_THE PROBLEM_
Copy out the listing that follows, exactly, without its pictures.

## start

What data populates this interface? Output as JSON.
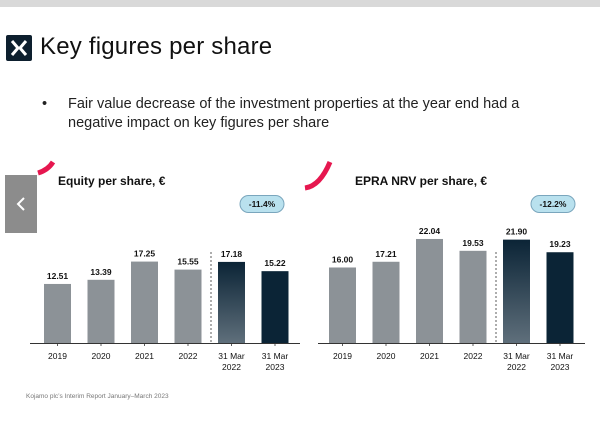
{
  "slide": {
    "title": "Key figures per share",
    "bullets": [
      "Fair value decrease of the investment properties at the year end had a negative impact on key figures per share"
    ],
    "footer": "Kojamo plc’s Interim Report January–March 2023",
    "nav_prev_icon": "chevron-left-icon",
    "logo_icon": "kojamo-logo-icon",
    "colors": {
      "accent_arc": "#e6174f",
      "bar_gray": "#8c9297",
      "bar_navy": "#0b2436",
      "pill_fill": "#b9e1ee",
      "pill_stroke": "#7aa6bd"
    }
  },
  "chart_data": [
    {
      "type": "bar",
      "title": "Equity per share, €",
      "categories": [
        "2019",
        "2020",
        "2021",
        "2022",
        "31 Mar 2022",
        "31 Mar 2023"
      ],
      "values": [
        12.51,
        13.39,
        17.25,
        15.55,
        17.18,
        15.22
      ],
      "value_labels": [
        "12.51",
        "13.39",
        "17.25",
        "15.55",
        "17.18",
        "15.22"
      ],
      "bar_styles": [
        "gray",
        "gray",
        "gray",
        "gray",
        "navy-gradient",
        "navy"
      ],
      "change_badge": "-11.4%",
      "ylim": [
        0,
        26
      ],
      "grid": false
    },
    {
      "type": "bar",
      "title": "EPRA NRV per share, €",
      "categories": [
        "2019",
        "2020",
        "2021",
        "2022",
        "31 Mar 2022",
        "31 Mar 2023"
      ],
      "values": [
        16.0,
        17.21,
        22.04,
        19.53,
        21.9,
        19.23
      ],
      "value_labels": [
        "16.00",
        "17.21",
        "22.04",
        "19.53",
        "21.90",
        "19.23"
      ],
      "bar_styles": [
        "gray",
        "gray",
        "gray",
        "gray",
        "navy-gradient",
        "navy"
      ],
      "change_badge": "-12.2%",
      "ylim": [
        0,
        26
      ],
      "grid": false
    }
  ]
}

## end

_FINISHED EXERCISE_
What data populates this interface? Output as JSON.
{
  "slide": {
    "title": "Key figures per share",
    "bullets": [
      "Fair value decrease of the investment properties at the year end had a negative impact on key figures per share"
    ],
    "footer": "Kojamo plc’s Interim Report January–March 2023",
    "nav_prev_icon": "chevron-left-icon",
    "logo_icon": "kojamo-logo-icon",
    "colors": {
      "accent_arc": "#e6174f",
      "bar_gray": "#8c9297",
      "bar_navy": "#0b2436",
      "pill_fill": "#b9e1ee",
      "pill_stroke": "#7aa6bd"
    }
  },
  "chart_data": [
    {
      "type": "bar",
      "title": "Equity per share, €",
      "categories": [
        "2019",
        "2020",
        "2021",
        "2022",
        "31 Mar 2022",
        "31 Mar 2023"
      ],
      "values": [
        12.51,
        13.39,
        17.25,
        15.55,
        17.18,
        15.22
      ],
      "value_labels": [
        "12.51",
        "13.39",
        "17.25",
        "15.55",
        "17.18",
        "15.22"
      ],
      "bar_styles": [
        "gray",
        "gray",
        "gray",
        "gray",
        "navy-gradient",
        "navy"
      ],
      "change_badge": "-11.4%",
      "ylim": [
        0,
        26
      ],
      "grid": false
    },
    {
      "type": "bar",
      "title": "EPRA NRV per share, €",
      "categories": [
        "2019",
        "2020",
        "2021",
        "2022",
        "31 Mar 2022",
        "31 Mar 2023"
      ],
      "values": [
        16.0,
        17.21,
        22.04,
        19.53,
        21.9,
        19.23
      ],
      "value_labels": [
        "16.00",
        "17.21",
        "22.04",
        "19.53",
        "21.90",
        "19.23"
      ],
      "bar_styles": [
        "gray",
        "gray",
        "gray",
        "gray",
        "navy-gradient",
        "navy"
      ],
      "change_badge": "-12.2%",
      "ylim": [
        0,
        26
      ],
      "grid": false
    }
  ]
}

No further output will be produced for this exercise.